═════ Provided entries ═════

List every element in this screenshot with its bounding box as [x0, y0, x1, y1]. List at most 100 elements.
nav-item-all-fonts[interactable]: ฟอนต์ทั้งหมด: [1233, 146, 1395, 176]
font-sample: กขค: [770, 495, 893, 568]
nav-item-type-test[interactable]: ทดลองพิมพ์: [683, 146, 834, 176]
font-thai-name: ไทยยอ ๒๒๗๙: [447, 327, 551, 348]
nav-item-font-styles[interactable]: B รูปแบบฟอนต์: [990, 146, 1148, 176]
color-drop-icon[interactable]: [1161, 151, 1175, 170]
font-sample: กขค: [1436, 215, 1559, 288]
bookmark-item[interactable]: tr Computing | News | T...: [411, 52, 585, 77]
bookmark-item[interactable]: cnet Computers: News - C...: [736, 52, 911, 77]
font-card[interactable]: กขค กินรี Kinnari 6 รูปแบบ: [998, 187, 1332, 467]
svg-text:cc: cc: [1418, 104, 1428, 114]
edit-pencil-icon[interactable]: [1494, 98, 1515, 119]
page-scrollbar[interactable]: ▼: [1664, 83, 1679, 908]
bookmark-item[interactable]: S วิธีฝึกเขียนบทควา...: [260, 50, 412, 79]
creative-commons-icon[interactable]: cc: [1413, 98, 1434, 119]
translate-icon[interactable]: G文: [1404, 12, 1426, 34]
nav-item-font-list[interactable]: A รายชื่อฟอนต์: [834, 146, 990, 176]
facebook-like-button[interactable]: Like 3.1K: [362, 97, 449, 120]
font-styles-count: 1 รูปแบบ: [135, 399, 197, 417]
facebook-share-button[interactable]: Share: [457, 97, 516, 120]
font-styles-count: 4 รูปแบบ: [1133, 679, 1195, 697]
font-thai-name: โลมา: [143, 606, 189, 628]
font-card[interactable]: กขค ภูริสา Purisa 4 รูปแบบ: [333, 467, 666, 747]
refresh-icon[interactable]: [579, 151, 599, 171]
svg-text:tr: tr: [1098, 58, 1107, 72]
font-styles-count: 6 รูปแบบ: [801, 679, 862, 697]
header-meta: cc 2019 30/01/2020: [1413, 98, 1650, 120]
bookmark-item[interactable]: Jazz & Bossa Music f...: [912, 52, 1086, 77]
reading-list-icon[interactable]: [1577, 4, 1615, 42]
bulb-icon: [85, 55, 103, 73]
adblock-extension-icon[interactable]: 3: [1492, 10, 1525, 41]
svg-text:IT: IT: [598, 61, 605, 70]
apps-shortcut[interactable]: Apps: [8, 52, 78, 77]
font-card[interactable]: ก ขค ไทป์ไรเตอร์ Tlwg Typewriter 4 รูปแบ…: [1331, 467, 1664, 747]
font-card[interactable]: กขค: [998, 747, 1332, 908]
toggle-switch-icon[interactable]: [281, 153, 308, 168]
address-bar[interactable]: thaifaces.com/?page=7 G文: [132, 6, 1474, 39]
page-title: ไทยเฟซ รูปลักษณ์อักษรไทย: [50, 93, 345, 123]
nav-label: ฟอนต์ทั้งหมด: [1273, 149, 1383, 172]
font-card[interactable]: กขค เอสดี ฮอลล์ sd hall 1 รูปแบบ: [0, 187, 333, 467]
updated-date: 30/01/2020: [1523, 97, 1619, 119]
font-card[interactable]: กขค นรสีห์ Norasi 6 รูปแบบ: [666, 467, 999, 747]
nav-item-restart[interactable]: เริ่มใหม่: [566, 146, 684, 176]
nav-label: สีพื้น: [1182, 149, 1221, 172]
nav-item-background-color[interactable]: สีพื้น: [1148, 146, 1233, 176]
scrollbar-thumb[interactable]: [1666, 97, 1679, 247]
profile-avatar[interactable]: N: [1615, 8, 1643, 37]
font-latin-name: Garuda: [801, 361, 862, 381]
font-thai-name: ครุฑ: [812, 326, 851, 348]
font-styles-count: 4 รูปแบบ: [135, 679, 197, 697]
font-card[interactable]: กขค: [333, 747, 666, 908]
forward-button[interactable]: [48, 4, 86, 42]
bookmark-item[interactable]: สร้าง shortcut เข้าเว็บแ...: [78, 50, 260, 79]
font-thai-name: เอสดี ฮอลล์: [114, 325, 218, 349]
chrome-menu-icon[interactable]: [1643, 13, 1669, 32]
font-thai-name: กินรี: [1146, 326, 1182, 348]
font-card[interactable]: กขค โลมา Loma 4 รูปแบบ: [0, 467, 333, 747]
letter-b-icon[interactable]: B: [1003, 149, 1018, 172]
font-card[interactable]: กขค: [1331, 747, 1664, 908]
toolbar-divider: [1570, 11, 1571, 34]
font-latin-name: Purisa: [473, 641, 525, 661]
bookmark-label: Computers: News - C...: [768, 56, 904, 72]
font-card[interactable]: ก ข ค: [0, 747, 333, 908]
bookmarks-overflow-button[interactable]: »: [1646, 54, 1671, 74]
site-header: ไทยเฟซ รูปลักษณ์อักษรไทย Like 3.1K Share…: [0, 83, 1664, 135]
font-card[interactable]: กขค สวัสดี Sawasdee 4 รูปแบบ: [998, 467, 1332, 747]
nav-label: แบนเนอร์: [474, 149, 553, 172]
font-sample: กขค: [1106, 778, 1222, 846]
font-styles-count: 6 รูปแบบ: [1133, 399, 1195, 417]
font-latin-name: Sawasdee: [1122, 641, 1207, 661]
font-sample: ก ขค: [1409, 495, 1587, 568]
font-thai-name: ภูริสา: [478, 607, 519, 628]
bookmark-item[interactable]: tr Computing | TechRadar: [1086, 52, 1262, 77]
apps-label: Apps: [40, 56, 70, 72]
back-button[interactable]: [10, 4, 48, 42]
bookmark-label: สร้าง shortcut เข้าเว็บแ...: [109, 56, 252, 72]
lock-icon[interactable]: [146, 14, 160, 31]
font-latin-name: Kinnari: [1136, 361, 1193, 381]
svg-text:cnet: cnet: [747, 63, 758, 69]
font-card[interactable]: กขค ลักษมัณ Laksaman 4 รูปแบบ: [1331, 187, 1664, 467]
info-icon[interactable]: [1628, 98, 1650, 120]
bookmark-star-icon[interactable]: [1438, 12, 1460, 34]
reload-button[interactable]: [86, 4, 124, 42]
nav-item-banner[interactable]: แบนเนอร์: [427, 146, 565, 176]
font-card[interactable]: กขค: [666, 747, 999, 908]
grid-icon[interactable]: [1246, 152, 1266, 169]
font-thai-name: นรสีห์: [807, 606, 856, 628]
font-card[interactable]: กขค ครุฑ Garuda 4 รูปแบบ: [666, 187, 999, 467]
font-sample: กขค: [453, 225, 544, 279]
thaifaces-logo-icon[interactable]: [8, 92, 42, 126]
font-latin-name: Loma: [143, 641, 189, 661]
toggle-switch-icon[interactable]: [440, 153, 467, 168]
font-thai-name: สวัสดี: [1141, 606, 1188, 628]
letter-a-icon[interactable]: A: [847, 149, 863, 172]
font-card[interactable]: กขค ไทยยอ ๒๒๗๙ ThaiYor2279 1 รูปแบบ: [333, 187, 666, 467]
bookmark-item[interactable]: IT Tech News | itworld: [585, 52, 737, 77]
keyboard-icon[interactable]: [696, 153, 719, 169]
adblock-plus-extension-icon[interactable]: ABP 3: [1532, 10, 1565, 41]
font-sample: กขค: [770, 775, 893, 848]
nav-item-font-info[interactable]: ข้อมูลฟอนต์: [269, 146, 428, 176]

═════

### [The request]
Show each line of the items above that contains the string "ฮอลล", copying every such line in full.

### [Reply]
font-card[interactable]: กขค เอสดี ฮอลล์ sd hall 1 รูปแบบ: [0, 187, 333, 467]
font-thai-name: เอสดี ฮอลล์: [114, 325, 218, 349]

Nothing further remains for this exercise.